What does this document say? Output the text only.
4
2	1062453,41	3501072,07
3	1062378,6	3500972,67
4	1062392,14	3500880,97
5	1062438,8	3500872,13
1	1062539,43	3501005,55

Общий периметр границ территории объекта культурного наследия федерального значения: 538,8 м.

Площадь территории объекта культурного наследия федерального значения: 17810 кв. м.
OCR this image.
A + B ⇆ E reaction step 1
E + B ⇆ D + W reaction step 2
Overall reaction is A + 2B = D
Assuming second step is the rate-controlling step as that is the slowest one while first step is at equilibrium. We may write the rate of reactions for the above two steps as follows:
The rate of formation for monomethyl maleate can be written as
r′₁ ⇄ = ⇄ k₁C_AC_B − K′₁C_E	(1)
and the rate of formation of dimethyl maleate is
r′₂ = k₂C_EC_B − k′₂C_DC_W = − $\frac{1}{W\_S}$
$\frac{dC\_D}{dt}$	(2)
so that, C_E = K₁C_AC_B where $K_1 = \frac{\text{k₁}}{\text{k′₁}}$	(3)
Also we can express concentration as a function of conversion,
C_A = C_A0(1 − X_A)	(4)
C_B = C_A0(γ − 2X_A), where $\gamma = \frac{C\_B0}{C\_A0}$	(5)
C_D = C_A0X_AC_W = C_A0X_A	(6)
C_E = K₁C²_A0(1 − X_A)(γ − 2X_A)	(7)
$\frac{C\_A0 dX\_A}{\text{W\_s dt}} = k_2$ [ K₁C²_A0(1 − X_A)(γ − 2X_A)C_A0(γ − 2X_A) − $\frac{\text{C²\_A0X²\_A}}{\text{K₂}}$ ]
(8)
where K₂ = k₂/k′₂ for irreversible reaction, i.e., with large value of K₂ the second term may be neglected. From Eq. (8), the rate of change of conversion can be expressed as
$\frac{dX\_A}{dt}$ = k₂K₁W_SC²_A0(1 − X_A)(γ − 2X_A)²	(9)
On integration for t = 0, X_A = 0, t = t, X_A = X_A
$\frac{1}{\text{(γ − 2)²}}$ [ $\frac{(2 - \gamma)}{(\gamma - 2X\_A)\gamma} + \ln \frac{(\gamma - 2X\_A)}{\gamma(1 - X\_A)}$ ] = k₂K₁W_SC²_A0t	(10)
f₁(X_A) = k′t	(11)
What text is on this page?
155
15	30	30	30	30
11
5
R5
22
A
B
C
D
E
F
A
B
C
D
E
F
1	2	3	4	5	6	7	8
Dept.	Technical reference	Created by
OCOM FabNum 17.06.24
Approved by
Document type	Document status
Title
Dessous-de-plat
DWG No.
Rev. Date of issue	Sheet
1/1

▸ **Stated goal**
Extract all lines as given.

▸ **Output of the task**
What does this document say? Output the text only.
4
2	1062453,41	3501072,07
3	1062378,6	3500972,67
4	1062392,14	3500880,97
5	1062438,8	3500872,13
1	1062539,43	3501005,55

Общий периметр границ территории объекта культурного наследия федерального значения: 538,8 м.

Площадь территории объекта культурного наследия федерального значения: 17810 кв. м.
OCR this image.
A + B ⇆ E reaction step 1
E + B ⇆ D + W reaction step 2
Overall reaction is A + 2B = D
Assuming second step is the rate-controlling step as that is the slowest one while first step is at equilibrium. We may write the rate of reactions for the above two steps as follows:
The rate of formation for monomethyl maleate can be written as
r′₁ ⇄ = ⇄ k₁C_AC_B − K′₁C_E	(1)
and the rate of formation of dimethyl maleate is
r′₂ = k₂C_EC_B − k′₂C_DC_W = − $\frac{1}{W\_S}$
$\frac{dC\_D}{dt}$	(2)
so that, C_E = K₁C_AC_B where $K_1 = \frac{\text{k₁}}{\text{k′₁}}$	(3)
Also we can express concentration as a function of conversion,
C_A = C_A0(1 − X_A)	(4)
C_B = C_A0(γ − 2X_A), where $\gamma = \frac{C\_B0}{C\_A0}$	(5)
C_D = C_A0X_AC_W = C_A0X_A	(6)
C_E = K₁C²_A0(1 − X_A)(γ − 2X_A)	(7)
$\frac{C\_A0 dX\_A}{\text{W\_s dt}} = k_2$ [ K₁C²_A0(1 − X_A)(γ − 2X_A)C_A0(γ − 2X_A) − $\frac{\text{C²\_A0X²\_A}}{\text{K₂}}$ ]
(8)
where K₂ = k₂/k′₂ for irreversible reaction, i.e., with large value of K₂ the second term may be neglected. From Eq. (8), the rate of change of conversion can be expressed as
$\frac{dX\_A}{dt}$ = k₂K₁W_SC²_A0(1 − X_A)(γ − 2X_A)²	(9)
On integration for t = 0, X_A = 0, t = t, X_A = X_A
$\frac{1}{\text{(γ − 2)²}}$ [ $\frac{(2 - \gamma)}{(\gamma - 2X\_A)\gamma} + \ln \frac{(\gamma - 2X\_A)}{\gamma(1 - X\_A)}$ ] = k₂K₁W_SC²_A0t	(10)
f₁(X_A) = k′t	(11)
What text is on this page?
155
15	30	30	30	30
11
5
R5
22
A
B
C
D
E
F
A
B
C
D
E
F
1	2	3	4	5	6	7	8
Dept.	Technical reference	Created by
OCOM FabNum 17.06.24
Approved by
Document type	Document status
Title
Dessous-de-plat
DWG No.
Rev. Date of issue	Sheet
1/1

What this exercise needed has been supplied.